• _AIM OF THE TASK_
Locate every line in the records below that holds the word "해체폐기물량" and return each one.

-- start INFORMATION PROVIDED --

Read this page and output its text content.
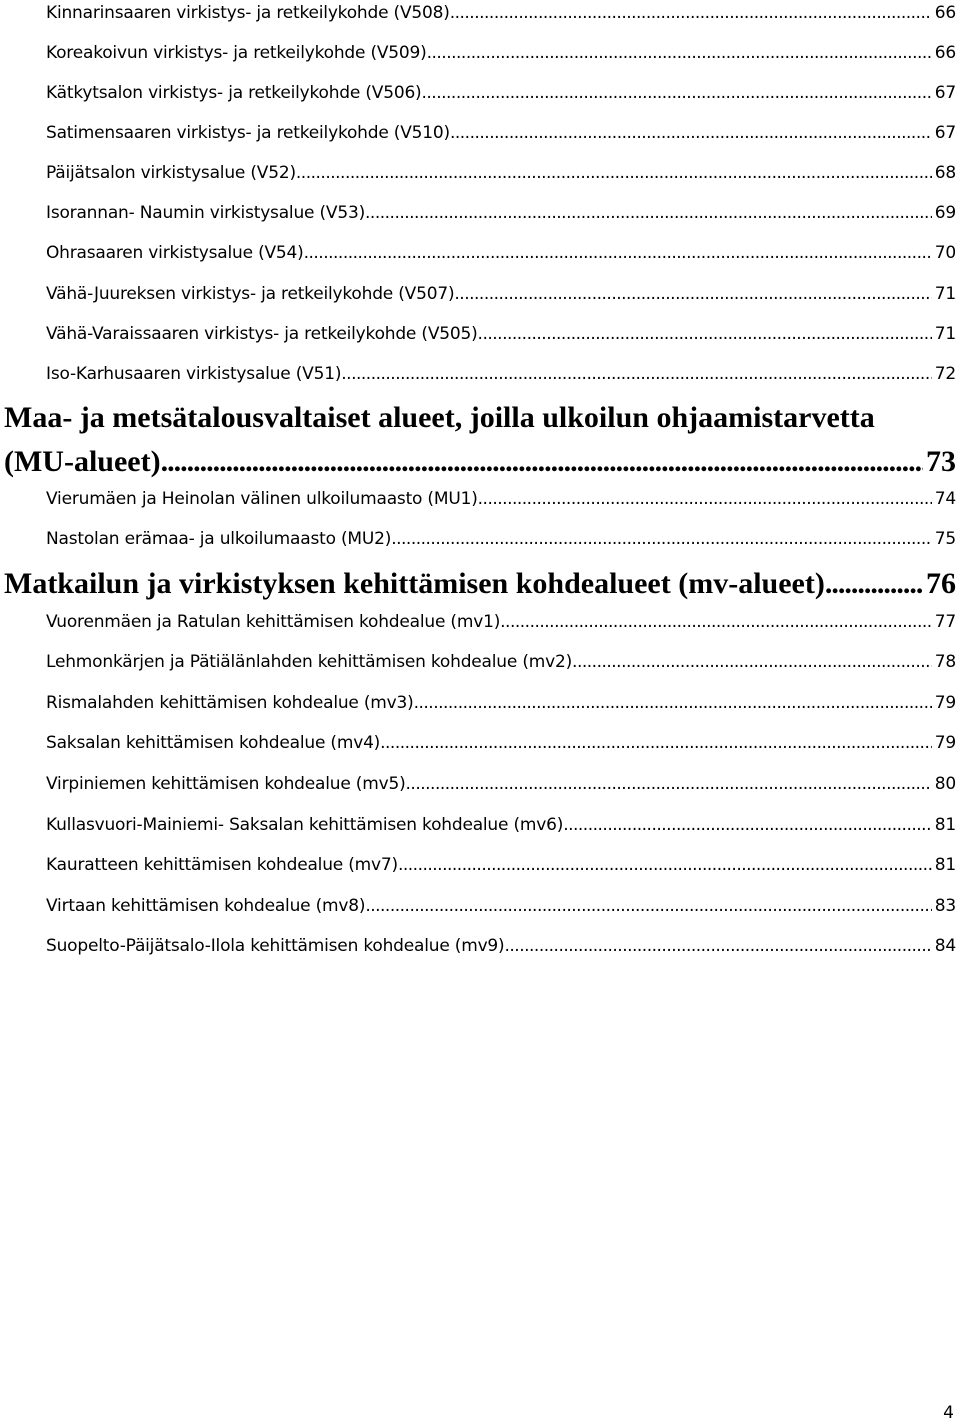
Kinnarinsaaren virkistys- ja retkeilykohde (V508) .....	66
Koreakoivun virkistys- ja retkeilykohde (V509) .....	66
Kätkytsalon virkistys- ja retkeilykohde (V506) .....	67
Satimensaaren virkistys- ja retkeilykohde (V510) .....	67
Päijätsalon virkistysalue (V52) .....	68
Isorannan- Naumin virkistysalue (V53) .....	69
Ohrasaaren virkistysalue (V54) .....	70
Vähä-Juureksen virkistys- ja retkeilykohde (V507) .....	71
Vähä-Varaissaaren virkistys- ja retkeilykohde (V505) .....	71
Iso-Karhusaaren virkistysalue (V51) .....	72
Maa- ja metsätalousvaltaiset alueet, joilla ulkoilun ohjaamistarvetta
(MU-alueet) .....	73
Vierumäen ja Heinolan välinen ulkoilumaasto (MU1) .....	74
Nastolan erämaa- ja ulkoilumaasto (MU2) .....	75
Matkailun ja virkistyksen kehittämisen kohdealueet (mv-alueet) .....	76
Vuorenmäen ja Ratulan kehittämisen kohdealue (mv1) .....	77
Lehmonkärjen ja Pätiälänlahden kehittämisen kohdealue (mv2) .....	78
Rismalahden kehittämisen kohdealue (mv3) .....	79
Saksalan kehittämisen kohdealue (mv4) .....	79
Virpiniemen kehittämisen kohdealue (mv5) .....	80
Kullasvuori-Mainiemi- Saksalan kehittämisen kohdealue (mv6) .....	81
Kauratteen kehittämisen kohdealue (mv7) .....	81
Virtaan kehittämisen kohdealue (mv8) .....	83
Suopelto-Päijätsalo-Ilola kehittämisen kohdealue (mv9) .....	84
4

-- end INFORMATION PROVIDED --
-- start INFORMATION PROVIDED --

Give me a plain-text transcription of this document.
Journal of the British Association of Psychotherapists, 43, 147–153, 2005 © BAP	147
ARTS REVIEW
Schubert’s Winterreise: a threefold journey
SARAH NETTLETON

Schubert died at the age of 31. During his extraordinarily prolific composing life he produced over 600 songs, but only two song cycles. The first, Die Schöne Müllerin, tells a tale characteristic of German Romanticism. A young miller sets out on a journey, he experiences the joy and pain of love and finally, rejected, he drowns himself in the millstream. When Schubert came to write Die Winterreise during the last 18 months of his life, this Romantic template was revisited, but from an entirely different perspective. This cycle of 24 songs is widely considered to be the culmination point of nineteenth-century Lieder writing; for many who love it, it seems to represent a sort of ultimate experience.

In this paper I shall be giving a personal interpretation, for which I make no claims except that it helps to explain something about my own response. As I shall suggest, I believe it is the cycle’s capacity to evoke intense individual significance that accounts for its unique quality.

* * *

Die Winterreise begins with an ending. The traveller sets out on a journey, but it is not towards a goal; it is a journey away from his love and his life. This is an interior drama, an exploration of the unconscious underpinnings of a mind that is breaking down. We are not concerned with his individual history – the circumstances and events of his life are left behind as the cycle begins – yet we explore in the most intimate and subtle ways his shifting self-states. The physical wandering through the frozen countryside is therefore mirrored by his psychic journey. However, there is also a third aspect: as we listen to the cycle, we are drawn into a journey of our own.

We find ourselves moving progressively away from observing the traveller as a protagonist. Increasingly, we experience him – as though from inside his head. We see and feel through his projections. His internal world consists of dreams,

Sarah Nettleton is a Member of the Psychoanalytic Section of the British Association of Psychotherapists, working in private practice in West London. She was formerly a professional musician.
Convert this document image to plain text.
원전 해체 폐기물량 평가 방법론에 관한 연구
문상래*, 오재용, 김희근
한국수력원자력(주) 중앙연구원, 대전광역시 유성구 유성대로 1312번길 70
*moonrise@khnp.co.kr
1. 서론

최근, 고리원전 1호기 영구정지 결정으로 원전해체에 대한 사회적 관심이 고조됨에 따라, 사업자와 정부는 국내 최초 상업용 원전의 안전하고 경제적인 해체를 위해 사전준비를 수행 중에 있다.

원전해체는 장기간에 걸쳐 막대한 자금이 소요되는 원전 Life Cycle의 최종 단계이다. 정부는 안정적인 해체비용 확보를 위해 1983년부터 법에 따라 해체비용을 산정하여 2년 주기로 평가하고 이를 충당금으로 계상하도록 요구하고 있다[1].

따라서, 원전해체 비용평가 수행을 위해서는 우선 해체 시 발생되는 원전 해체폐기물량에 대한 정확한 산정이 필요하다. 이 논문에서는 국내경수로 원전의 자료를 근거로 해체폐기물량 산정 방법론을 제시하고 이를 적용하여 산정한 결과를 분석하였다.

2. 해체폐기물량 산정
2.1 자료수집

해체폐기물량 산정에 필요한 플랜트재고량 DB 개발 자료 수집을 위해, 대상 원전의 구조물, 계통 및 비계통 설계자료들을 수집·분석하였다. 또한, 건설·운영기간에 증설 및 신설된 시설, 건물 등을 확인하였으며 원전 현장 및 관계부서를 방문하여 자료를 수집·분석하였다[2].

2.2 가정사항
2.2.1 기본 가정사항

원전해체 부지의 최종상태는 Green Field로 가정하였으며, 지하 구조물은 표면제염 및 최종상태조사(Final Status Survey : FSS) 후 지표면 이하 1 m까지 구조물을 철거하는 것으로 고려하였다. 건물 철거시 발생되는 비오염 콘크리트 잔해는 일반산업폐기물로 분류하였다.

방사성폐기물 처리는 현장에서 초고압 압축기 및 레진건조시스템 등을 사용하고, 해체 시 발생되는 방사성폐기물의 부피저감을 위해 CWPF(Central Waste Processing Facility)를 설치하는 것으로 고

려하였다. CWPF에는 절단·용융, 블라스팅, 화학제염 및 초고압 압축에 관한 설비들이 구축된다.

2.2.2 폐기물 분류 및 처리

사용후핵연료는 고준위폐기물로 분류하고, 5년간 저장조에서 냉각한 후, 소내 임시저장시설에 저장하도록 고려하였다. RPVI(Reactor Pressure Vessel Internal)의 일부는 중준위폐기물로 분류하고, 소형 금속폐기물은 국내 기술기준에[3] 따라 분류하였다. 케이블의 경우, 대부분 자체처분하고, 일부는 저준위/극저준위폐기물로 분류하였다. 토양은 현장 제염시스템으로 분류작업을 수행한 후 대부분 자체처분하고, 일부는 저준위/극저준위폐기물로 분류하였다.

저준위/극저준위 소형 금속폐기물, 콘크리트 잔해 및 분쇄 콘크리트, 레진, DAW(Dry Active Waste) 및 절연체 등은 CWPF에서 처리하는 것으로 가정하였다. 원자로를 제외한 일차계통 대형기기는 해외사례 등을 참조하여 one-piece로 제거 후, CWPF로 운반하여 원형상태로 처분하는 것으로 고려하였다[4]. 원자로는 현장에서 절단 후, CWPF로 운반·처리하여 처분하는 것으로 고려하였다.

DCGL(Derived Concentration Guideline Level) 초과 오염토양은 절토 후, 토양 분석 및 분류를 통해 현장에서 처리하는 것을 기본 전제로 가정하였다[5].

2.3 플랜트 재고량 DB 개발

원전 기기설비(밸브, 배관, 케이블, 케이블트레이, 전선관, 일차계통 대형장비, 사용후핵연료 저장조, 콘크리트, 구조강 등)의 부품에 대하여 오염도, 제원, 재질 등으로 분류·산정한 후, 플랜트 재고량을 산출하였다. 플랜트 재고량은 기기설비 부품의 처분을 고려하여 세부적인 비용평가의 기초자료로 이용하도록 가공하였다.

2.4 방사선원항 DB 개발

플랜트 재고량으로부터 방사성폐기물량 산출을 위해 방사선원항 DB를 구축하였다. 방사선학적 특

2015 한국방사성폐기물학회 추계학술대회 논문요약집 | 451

-- end INFORMATION PROVIDED --
-- start INFORMATION PROVIDED --

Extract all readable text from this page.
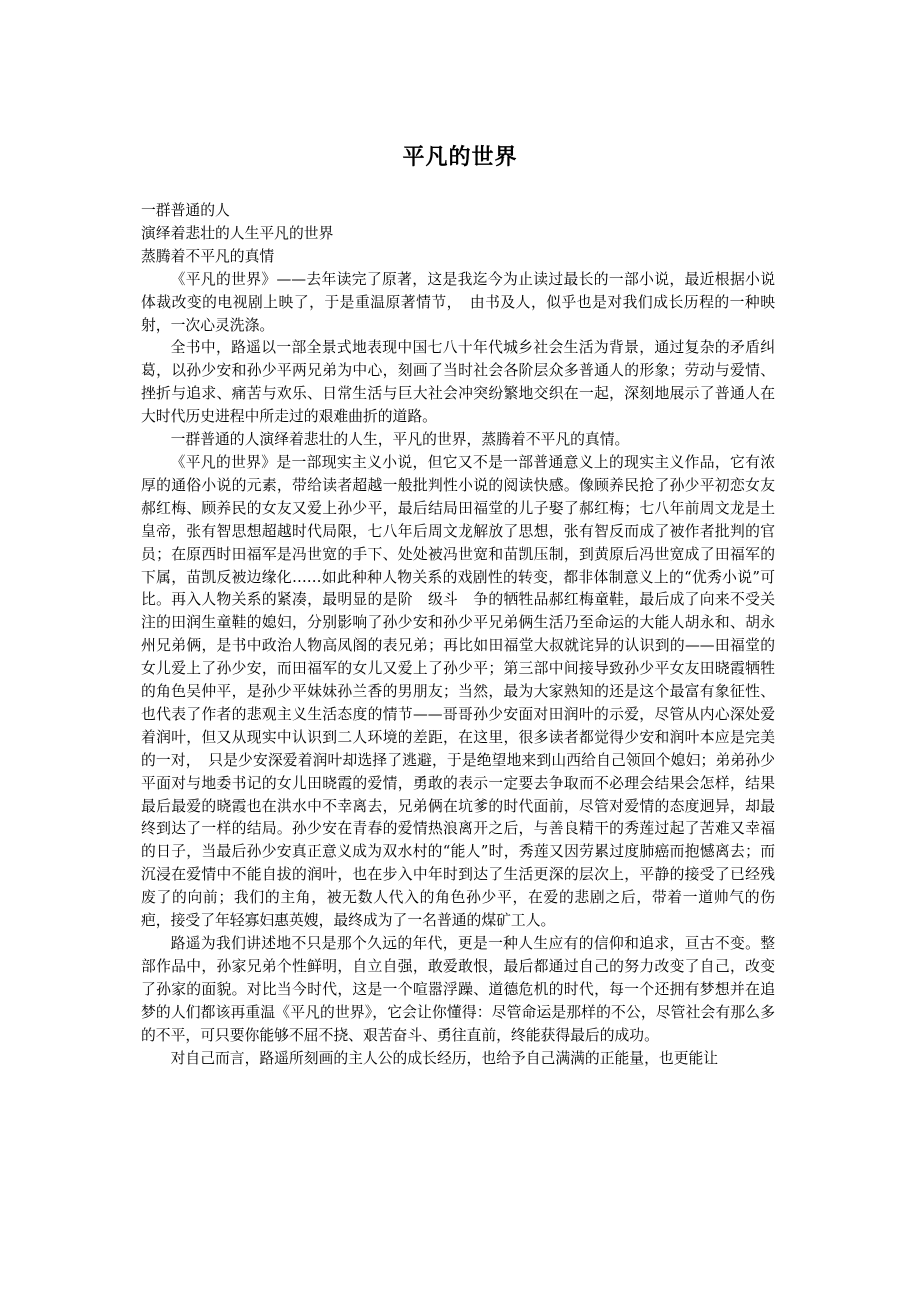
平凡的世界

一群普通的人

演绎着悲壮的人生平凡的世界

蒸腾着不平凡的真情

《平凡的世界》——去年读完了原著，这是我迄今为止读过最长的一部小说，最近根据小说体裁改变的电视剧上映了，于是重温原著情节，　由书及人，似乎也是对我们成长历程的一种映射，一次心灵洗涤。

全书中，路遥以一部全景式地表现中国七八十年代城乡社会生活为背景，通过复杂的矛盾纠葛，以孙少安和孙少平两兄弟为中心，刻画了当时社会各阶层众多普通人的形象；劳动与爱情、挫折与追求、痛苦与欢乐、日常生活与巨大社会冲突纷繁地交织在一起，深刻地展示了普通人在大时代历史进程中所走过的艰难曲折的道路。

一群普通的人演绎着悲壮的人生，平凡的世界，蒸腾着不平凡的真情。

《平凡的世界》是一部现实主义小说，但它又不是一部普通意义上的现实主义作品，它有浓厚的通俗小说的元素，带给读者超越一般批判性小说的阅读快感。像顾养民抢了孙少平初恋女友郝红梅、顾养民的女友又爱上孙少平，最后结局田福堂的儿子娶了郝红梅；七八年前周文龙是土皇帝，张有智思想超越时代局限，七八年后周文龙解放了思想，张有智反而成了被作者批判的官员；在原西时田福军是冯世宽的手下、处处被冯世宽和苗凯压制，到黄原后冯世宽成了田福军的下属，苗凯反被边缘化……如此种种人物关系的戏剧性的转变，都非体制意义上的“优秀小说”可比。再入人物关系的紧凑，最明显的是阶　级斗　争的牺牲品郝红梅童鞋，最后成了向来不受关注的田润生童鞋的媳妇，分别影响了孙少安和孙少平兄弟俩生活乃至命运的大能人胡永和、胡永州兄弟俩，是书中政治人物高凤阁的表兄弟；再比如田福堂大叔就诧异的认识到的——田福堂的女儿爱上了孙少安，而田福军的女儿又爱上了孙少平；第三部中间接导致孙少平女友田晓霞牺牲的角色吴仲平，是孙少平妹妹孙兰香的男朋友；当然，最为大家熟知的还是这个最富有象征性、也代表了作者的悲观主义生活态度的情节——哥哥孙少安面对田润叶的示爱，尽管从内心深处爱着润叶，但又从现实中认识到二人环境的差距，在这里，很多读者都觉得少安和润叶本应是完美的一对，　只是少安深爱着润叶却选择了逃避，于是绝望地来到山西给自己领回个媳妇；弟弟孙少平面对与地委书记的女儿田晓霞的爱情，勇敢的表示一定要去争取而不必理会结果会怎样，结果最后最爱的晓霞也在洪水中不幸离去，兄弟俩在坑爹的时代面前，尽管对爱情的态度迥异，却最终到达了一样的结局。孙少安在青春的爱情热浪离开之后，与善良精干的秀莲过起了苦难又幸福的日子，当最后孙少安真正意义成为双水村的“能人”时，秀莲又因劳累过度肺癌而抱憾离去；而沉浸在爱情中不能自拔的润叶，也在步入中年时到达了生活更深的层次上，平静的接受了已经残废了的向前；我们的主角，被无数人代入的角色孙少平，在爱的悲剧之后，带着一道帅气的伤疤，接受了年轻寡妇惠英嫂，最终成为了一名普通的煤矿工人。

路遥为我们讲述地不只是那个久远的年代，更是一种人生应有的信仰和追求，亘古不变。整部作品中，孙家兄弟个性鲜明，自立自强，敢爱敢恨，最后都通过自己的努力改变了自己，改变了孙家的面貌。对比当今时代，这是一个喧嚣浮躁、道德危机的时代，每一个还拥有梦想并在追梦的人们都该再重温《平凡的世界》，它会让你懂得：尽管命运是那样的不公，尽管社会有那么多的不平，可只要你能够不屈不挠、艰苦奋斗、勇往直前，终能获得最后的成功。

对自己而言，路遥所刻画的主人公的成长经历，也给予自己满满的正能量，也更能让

-- end INFORMATION PROVIDED --

• _SOLUTION TO THIS PROBLEM_
따라서, 원전해체 비용평가 수행을 위해서는 우선 해체 시 발생되는 원전 해체폐기물량에 대한 정확한 산정이 필요하다. 이 논문에서는 국내경수로 원전의 자료를 근거로 해체폐기물량 산정 방법론을 제시하고 이를 적용하여 산정한 결과를 분석하였다.
2. 해체폐기물량 산정
해체폐기물량 산정에 필요한 플랜트재고량 DB 개발 자료 수집을 위해, 대상 원전의 구조물, 계통 및 비계통 설계자료들을 수집·분석하였다. 또한, 건설·운영기간에 증설 및 신설된 시설, 건물 등을 확인하였으며 원전 현장 및 관계부서를 방문하여 자료를 수집·분석하였다[2].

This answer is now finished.